*What you are asked to do*: Below are records to repeat exactly. Omit the pictures from the copy.

Data entries:
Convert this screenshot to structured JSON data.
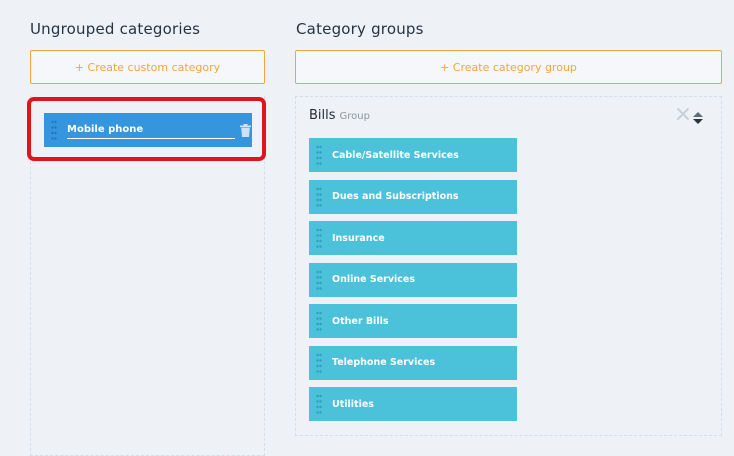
{
  "ungrouped": {
    "title": "Ungrouped categories",
    "create_button": "+ Create custom category",
    "items": [
      {
        "value": "Mobile phone",
        "selected": true
      }
    ]
  },
  "groups": {
    "title": "Category groups",
    "create_button": "+ Create category group",
    "list": [
      {
        "name": "Bills",
        "tag": "Group",
        "categories": [
          "Cable/Satellite Services",
          "Dues and Subscriptions",
          "Insurance",
          "Online Services",
          "Other Bills",
          "Telephone Services",
          "Utilities"
        ]
      }
    ]
  },
  "colors": {
    "accent_orange": "#f2a53b",
    "selected_item": "#3595dd",
    "category_item": "#4bc1da",
    "highlight_red": "#e0141b"
  },
  "icons": {
    "drag": "drag-handle-icon",
    "delete": "trash-icon",
    "close": "close-icon",
    "sort": "sort-icon"
  }
}
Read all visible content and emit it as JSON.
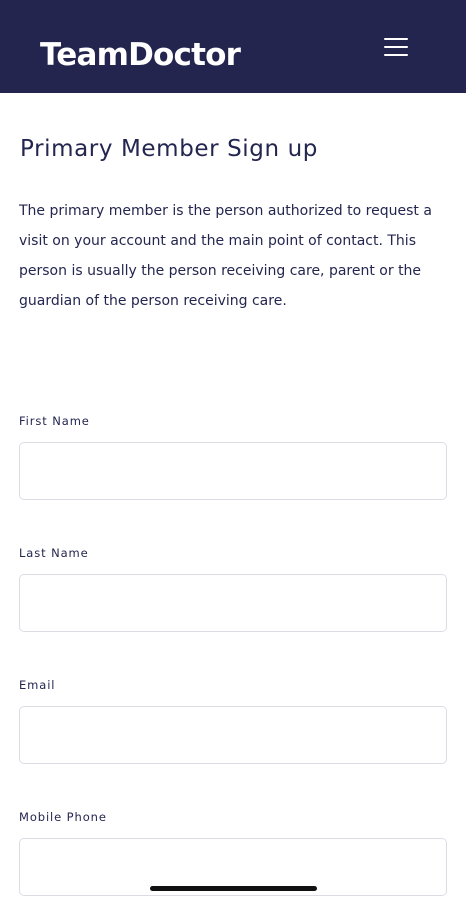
{
  "header": {
    "logo_text": "TeamDoctor",
    "menu_icon": "hamburger-menu-icon"
  },
  "main": {
    "title": "Primary Member Sign up",
    "intro_text": "The primary member is the person authorized to request a visit on your account and the main point of contact. This person is usually the person receiving care, parent or the guardian of the person receiving care."
  },
  "form": {
    "first_name": {
      "label": "First Name",
      "value": ""
    },
    "last_name": {
      "label": "Last Name",
      "value": ""
    },
    "email": {
      "label": "Email",
      "value": ""
    },
    "mobile_phone": {
      "label": "Mobile Phone",
      "value": ""
    }
  },
  "colors": {
    "header_background": "#24254f",
    "text_primary": "#23264f",
    "input_border": "#dcdde3"
  }
}
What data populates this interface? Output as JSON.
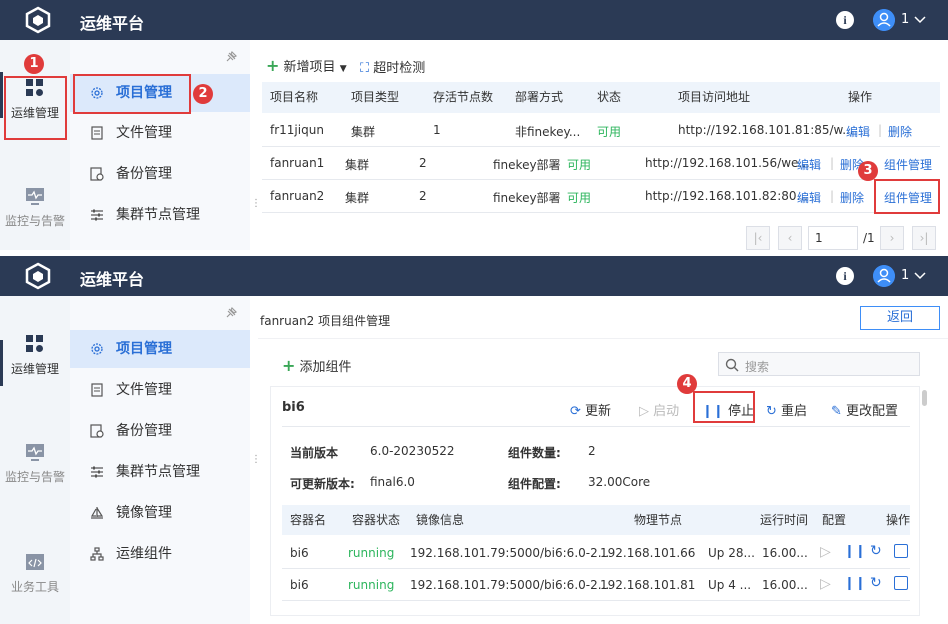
{
  "app": {
    "title": "运维平台",
    "user": "1",
    "info_icon": "info-icon",
    "avatar_icon": "user-avatar-icon"
  },
  "colors": {
    "header_bg": "#2b3a55",
    "accent": "#2a6fd6",
    "running": "#2db55d",
    "annotation": "#e03b3b"
  },
  "nav1": {
    "ops": "运维管理",
    "monitor": "监控与告警",
    "tools": "业务工具"
  },
  "nav2_top": [
    "项目管理",
    "文件管理",
    "备份管理",
    "集群节点管理"
  ],
  "nav2_bottom": [
    "项目管理",
    "文件管理",
    "备份管理",
    "集群节点管理",
    "镜像管理",
    "运维组件"
  ],
  "projects": {
    "new_label": "新增项目",
    "timeout_label": "超时检测",
    "headers": [
      "项目名称",
      "项目类型",
      "存活节点数",
      "部署方式",
      "状态",
      "项目访问地址",
      "操作"
    ],
    "rows": [
      {
        "name": "fr11jiqun",
        "type": "集群",
        "nodes": "1",
        "deploy": "非finekey...",
        "status": "可用",
        "url": "http://192.168.101.81:85/w...",
        "edit": "编辑",
        "delete": "删除"
      },
      {
        "name": "fanruan1",
        "type": "集群",
        "nodes": "2",
        "deploy": "finekey部署",
        "status": "可用",
        "url": "http://192.168.101.56/we...",
        "edit": "编辑",
        "delete": "删除",
        "component": "组件管理"
      },
      {
        "name": "fanruan2",
        "type": "集群",
        "nodes": "2",
        "deploy": "finekey部署",
        "status": "可用",
        "url": "http://192.168.101.82:80...",
        "edit": "编辑",
        "delete": "删除",
        "component": "组件管理"
      }
    ],
    "page_input": "1",
    "page_total": "/1"
  },
  "components": {
    "page_title": "fanruan2 项目组件管理",
    "back": "返回",
    "add_label": "添加组件",
    "search_placeholder": "搜索",
    "card_name": "bi6",
    "actions": {
      "update": "更新",
      "start": "启动",
      "stop": "停止",
      "restart": "重启",
      "config": "更改配置"
    },
    "info": {
      "cur_ver_label": "当前版本",
      "cur_ver": "6.0-20230522",
      "count_label": "组件数量:",
      "count": "2",
      "upd_ver_label": "可更新版本:",
      "upd_ver": "final6.0",
      "cfg_label": "组件配置:",
      "cfg": "32.00Core"
    },
    "headers": [
      "容器名",
      "容器状态",
      "镜像信息",
      "物理节点",
      "运行时间",
      "配置",
      "操作"
    ],
    "rows": [
      {
        "name": "bi6",
        "status": "running",
        "image": "192.168.101.79:5000/bi6:6.0-2...",
        "node": "192.168.101.66",
        "uptime": "Up 28...",
        "config": "16.00..."
      },
      {
        "name": "bi6",
        "status": "running",
        "image": "192.168.101.79:5000/bi6:6.0-2...",
        "node": "192.168.101.81",
        "uptime": "Up 4 ...",
        "config": "16.00..."
      }
    ]
  },
  "badges": [
    "1",
    "2",
    "3",
    "4"
  ]
}
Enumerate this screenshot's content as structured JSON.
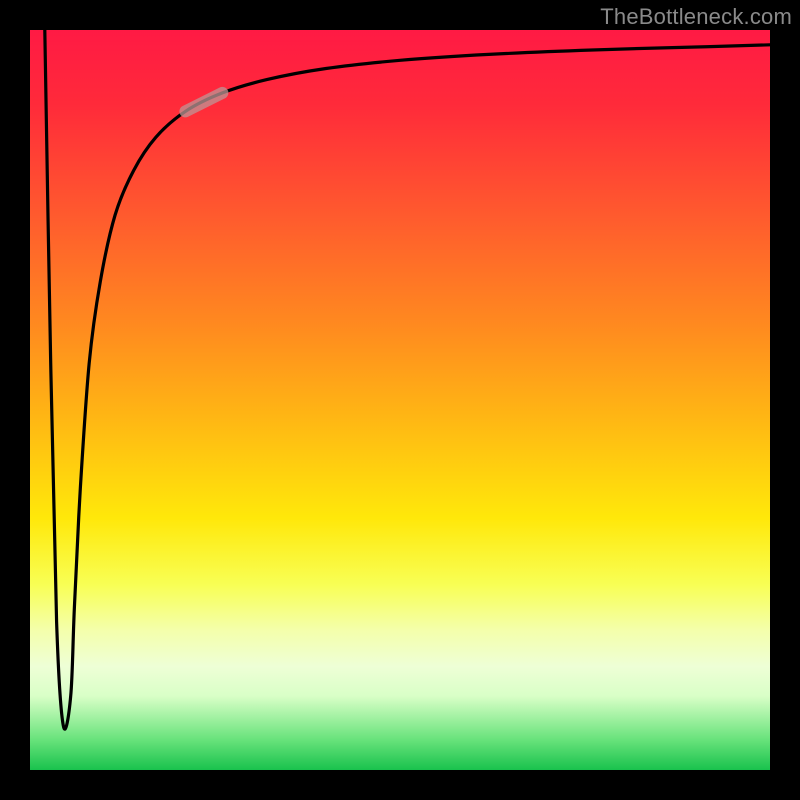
{
  "watermark": "TheBottleneck.com",
  "colors": {
    "frame": "#000000",
    "curve": "#000000",
    "highlight": "rgba(190,150,150,0.75)",
    "watermark": "#8a8a8a"
  },
  "chart_data": {
    "type": "line",
    "title": "",
    "xlabel": "",
    "ylabel": "",
    "xlim": [
      0,
      100
    ],
    "ylim": [
      0,
      100
    ],
    "grid": false,
    "legend": false,
    "annotations": [],
    "background_gradient": {
      "orientation": "vertical",
      "top_color": "#ff1a44",
      "bottom_color": "#19c24d"
    },
    "series": [
      {
        "name": "bottleneck-curve",
        "x": [
          2.0,
          2.8,
          3.6,
          4.5,
          5.5,
          6.0,
          6.8,
          8.0,
          9.5,
          11.5,
          14.0,
          17.0,
          21.0,
          26.0,
          32.0,
          40.0,
          50.0,
          62.0,
          76.0,
          90.0,
          100.0
        ],
        "y": [
          100.0,
          55.0,
          20.0,
          6.0,
          10.0,
          22.0,
          38.0,
          55.0,
          66.0,
          75.0,
          81.0,
          85.5,
          89.0,
          91.5,
          93.3,
          94.8,
          95.9,
          96.7,
          97.3,
          97.7,
          98.0
        ]
      }
    ],
    "highlight_segment": {
      "series": "bottleneck-curve",
      "x_start": 21.0,
      "x_end": 28.0
    }
  }
}
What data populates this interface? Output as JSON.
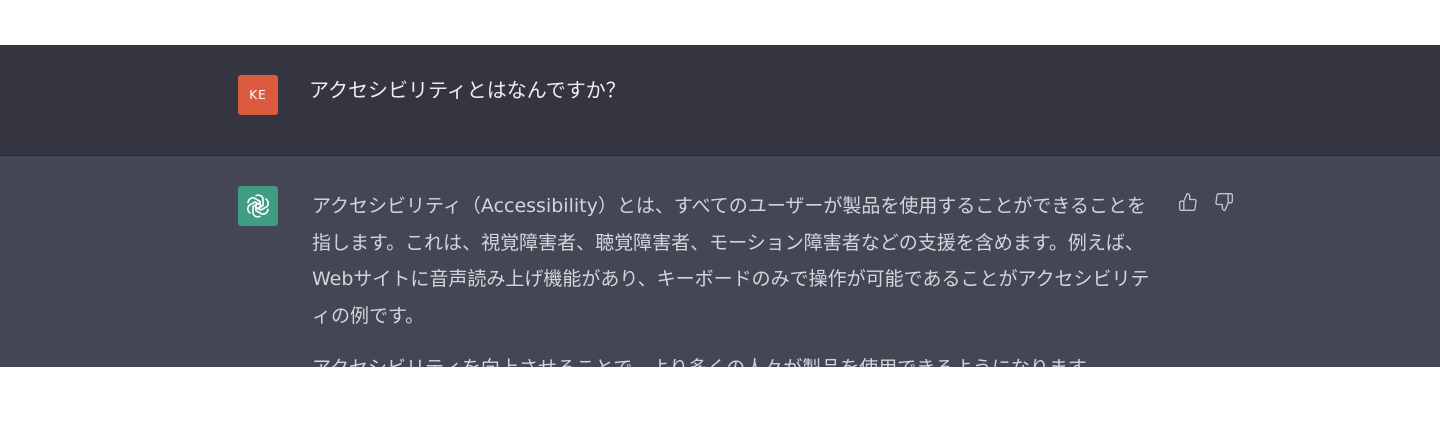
{
  "user_message": {
    "avatar_initials": "KE",
    "text": "アクセシビリティとはなんですか？"
  },
  "assistant_message": {
    "avatar_icon": "openai-logo-icon",
    "paragraphs": [
      "アクセシビリティ（Accessibility）とは、すべてのユーザーが製品を使用することができることを指します。これは、視覚障害者、聴覚障害者、モーション障害者などの支援を含めます。例えば、Webサイトに音声読み上げ機能があり、キーボードのみで操作が可能であることがアクセシビリティの例です。",
      "アクセシビリティを向上させることで、より多くの人々が製品を使用できるようになります。"
    ]
  },
  "feedback": {
    "thumbs_up_icon": "thumbs-up-icon",
    "thumbs_down_icon": "thumbs-down-icon"
  },
  "colors": {
    "user_row_bg": "#343541",
    "assistant_row_bg": "#444654",
    "user_avatar_bg": "#dc5a40",
    "assistant_avatar_bg": "#3f9d82"
  }
}
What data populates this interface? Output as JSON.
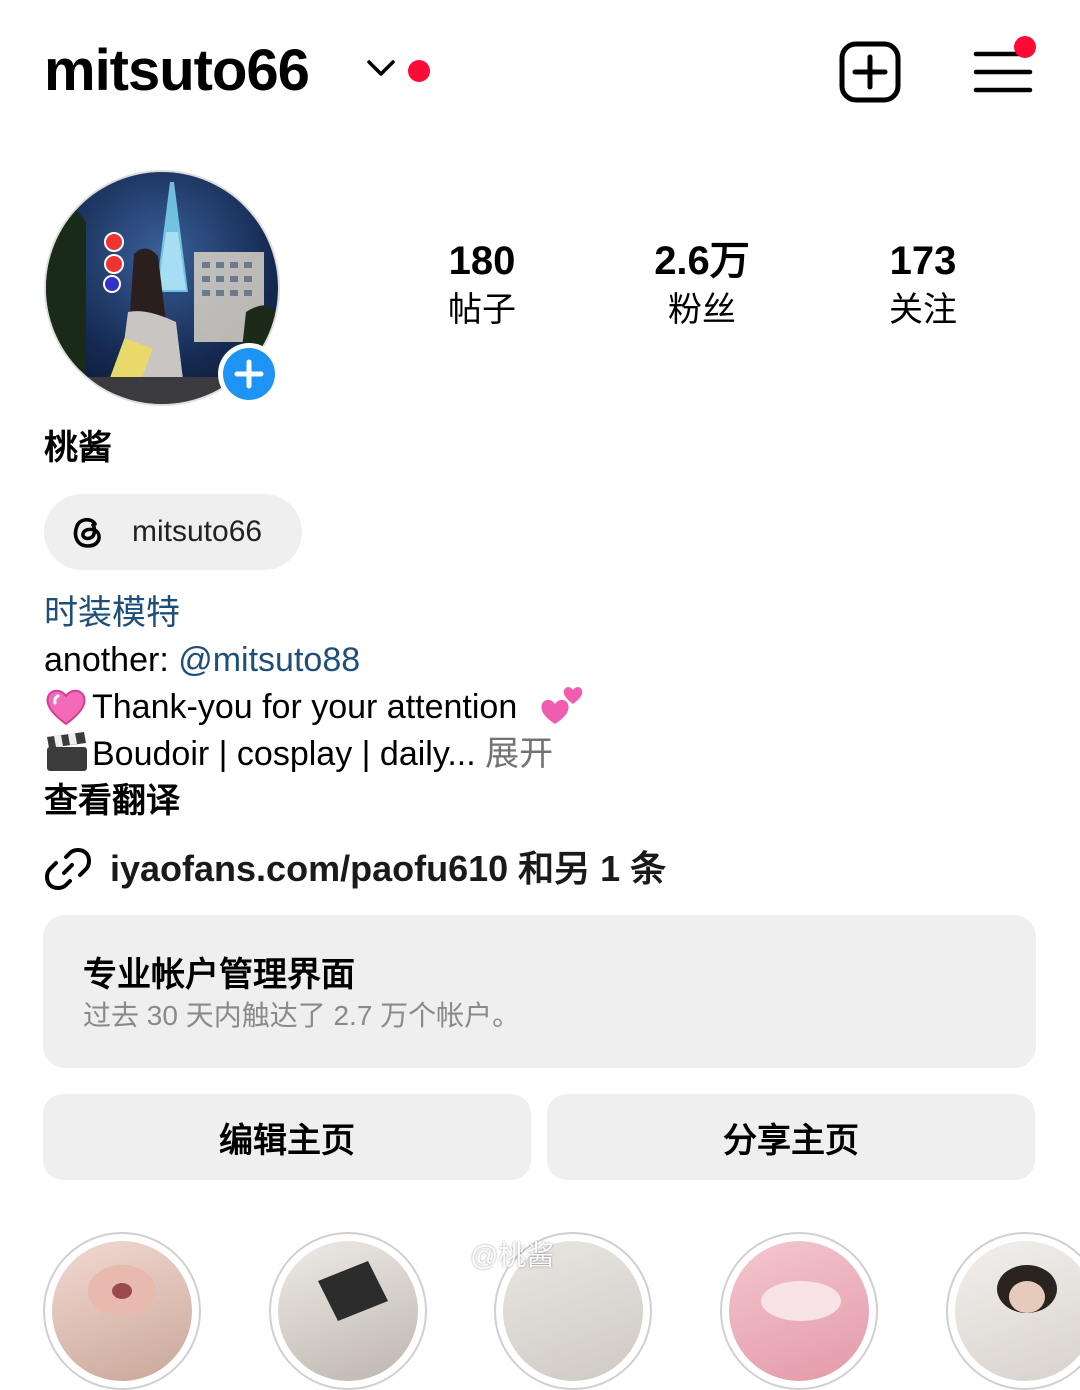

*Solution to this exercise*:
Convert this screenshot to structured JSON data.
{
  "ungrouped": {
    "title": "Ungrouped categories",
    "create_button": "+ Create custom category",
    "items": [
      {
        "value": "Mobile phone",
        "selected": true
      }
    ]
  },
  "groups": {
    "title": "Category groups",
    "create_button": "+ Create category group",
    "list": [
      {
        "name": "Bills",
        "tag": "Group",
        "categories": [
          "Cable/Satellite Services",
          "Dues and Subscriptions",
          "Insurance",
          "Online Services",
          "Other Bills",
          "Telephone Services",
          "Utilities"
        ]
      }
    ]
  },
  "colors": {
    "accent_orange": "#f2a53b",
    "selected_item": "#3595dd",
    "category_item": "#4bc1da",
    "highlight_red": "#e0141b"
  },
  "icons": {
    "drag": "drag-handle-icon",
    "delete": "trash-icon",
    "close": "close-icon",
    "sort": "sort-icon"
  }
}
Read all visible content and emit it as JSON.
{
  "header": {
    "logo_text": "TeamDoctor",
    "menu_icon": "hamburger-menu-icon"
  },
  "main": {
    "title": "Primary Member Sign up",
    "intro_text": "The primary member is the person authorized to request a visit on your account and the main point of contact. This person is usually the person receiving care, parent or the guardian of the person receiving care."
  },
  "form": {
    "first_name": {
      "label": "First Name",
      "value": ""
    },
    "last_name": {
      "label": "Last Name",
      "value": ""
    },
    "email": {
      "label": "Email",
      "value": ""
    },
    "mobile_phone": {
      "label": "Mobile Phone",
      "value": ""
    }
  },
  "colors": {
    "header_background": "#24254f",
    "text_primary": "#23264f",
    "input_border": "#dcdde3"
  }
}
What data populates this interface? Output as JSON.
{
  "app": {
    "title": "运维平台",
    "user": "1",
    "info_icon": "info-icon",
    "avatar_icon": "user-avatar-icon"
  },
  "colors": {
    "header_bg": "#2b3a55",
    "accent": "#2a6fd6",
    "running": "#2db55d",
    "annotation": "#e03b3b"
  },
  "nav1": {
    "ops": "运维管理",
    "monitor": "监控与告警",
    "tools": "业务工具"
  },
  "nav2_top": [
    "项目管理",
    "文件管理",
    "备份管理",
    "集群节点管理"
  ],
  "nav2_bottom": [
    "项目管理",
    "文件管理",
    "备份管理",
    "集群节点管理",
    "镜像管理",
    "运维组件"
  ],
  "projects": {
    "new_label": "新增项目",
    "timeout_label": "超时检测",
    "headers": [
      "项目名称",
      "项目类型",
      "存活节点数",
      "部署方式",
      "状态",
      "项目访问地址",
      "操作"
    ],
    "rows": [
      {
        "name": "fr11jiqun",
        "type": "集群",
        "nodes": "1",
        "deploy": "非finekey...",
        "status": "可用",
        "url": "http://192.168.101.81:85/w...",
        "edit": "编辑",
        "delete": "删除"
      },
      {
        "name": "fanruan1",
        "type": "集群",
        "nodes": "2",
        "deploy": "finekey部署",
        "status": "可用",
        "url": "http://192.168.101.56/we...",
        "edit": "编辑",
        "delete": "删除",
        "component": "组件管理"
      },
      {
        "name": "fanruan2",
        "type": "集群",
        "nodes": "2",
        "deploy": "finekey部署",
        "status": "可用",
        "url": "http://192.168.101.82:80...",
        "edit": "编辑",
        "delete": "删除",
        "component": "组件管理"
      }
    ],
    "page_input": "1",
    "page_total": "/1"
  },
  "components": {
    "page_title": "fanruan2 项目组件管理",
    "back": "返回",
    "add_label": "添加组件",
    "search_placeholder": "搜索",
    "card_name": "bi6",
    "actions": {
      "update": "更新",
      "start": "启动",
      "stop": "停止",
      "restart": "重启",
      "config": "更改配置"
    },
    "info": {
      "cur_ver_label": "当前版本",
      "cur_ver": "6.0-20230522",
      "count_label": "组件数量:",
      "count": "2",
      "upd_ver_label": "可更新版本:",
      "upd_ver": "final6.0",
      "cfg_label": "组件配置:",
      "cfg": "32.00Core"
    },
    "headers": [
      "容器名",
      "容器状态",
      "镜像信息",
      "物理节点",
      "运行时间",
      "配置",
      "操作"
    ],
    "rows": [
      {
        "name": "bi6",
        "status": "running",
        "image": "192.168.101.79:5000/bi6:6.0-2...",
        "node": "192.168.101.66",
        "uptime": "Up 28...",
        "config": "16.00..."
      },
      {
        "name": "bi6",
        "status": "running",
        "image": "192.168.101.79:5000/bi6:6.0-2...",
        "node": "192.168.101.81",
        "uptime": "Up 4 ...",
        "config": "16.00..."
      }
    ]
  },
  "badges": [
    "1",
    "2",
    "3",
    "4"
  ]
}
Enumerate this screenshot's content as structured JSON.
{
  "watermark": "TheBottleneck.com",
  "colors": {
    "frame": "#000000",
    "curve": "#000000",
    "highlight": "rgba(190,150,150,0.75)",
    "watermark": "#8a8a8a"
  },
  "chart_data": {
    "type": "line",
    "title": "",
    "xlabel": "",
    "ylabel": "",
    "xlim": [
      0,
      100
    ],
    "ylim": [
      0,
      100
    ],
    "grid": false,
    "legend": false,
    "annotations": [],
    "background_gradient": {
      "orientation": "vertical",
      "top_color": "#ff1a44",
      "bottom_color": "#19c24d"
    },
    "series": [
      {
        "name": "bottleneck-curve",
        "x": [
          2.0,
          2.8,
          3.6,
          4.5,
          5.5,
          6.0,
          6.8,
          8.0,
          9.5,
          11.5,
          14.0,
          17.0,
          21.0,
          26.0,
          32.0,
          40.0,
          50.0,
          62.0,
          76.0,
          90.0,
          100.0
        ],
        "y": [
          100.0,
          55.0,
          20.0,
          6.0,
          10.0,
          22.0,
          38.0,
          55.0,
          66.0,
          75.0,
          81.0,
          85.5,
          89.0,
          91.5,
          93.3,
          94.8,
          95.9,
          96.7,
          97.3,
          97.7,
          98.0
        ]
      }
    ],
    "highlight_segment": {
      "series": "bottleneck-curve",
      "x_start": 21.0,
      "x_end": 28.0
    }
  }
}
What data populates this interface? Output as JSON.
{
  "user_message": {
    "avatar_initials": "KE",
    "text": "アクセシビリティとはなんですか？"
  },
  "assistant_message": {
    "avatar_icon": "openai-logo-icon",
    "paragraphs": [
      "アクセシビリティ（Accessibility）とは、すべてのユーザーが製品を使用することができることを指します。これは、視覚障害者、聴覚障害者、モーション障害者などの支援を含めます。例えば、Webサイトに音声読み上げ機能があり、キーボードのみで操作が可能であることがアクセシビリティの例です。",
      "アクセシビリティを向上させることで、より多くの人々が製品を使用できるようになります。"
    ]
  },
  "feedback": {
    "thumbs_up_icon": "thumbs-up-icon",
    "thumbs_down_icon": "thumbs-down-icon"
  },
  "colors": {
    "user_row_bg": "#343541",
    "assistant_row_bg": "#444654",
    "user_avatar_bg": "#dc5a40",
    "assistant_avatar_bg": "#3f9d82"
  }
}
What data populates this interface? Output as JSON.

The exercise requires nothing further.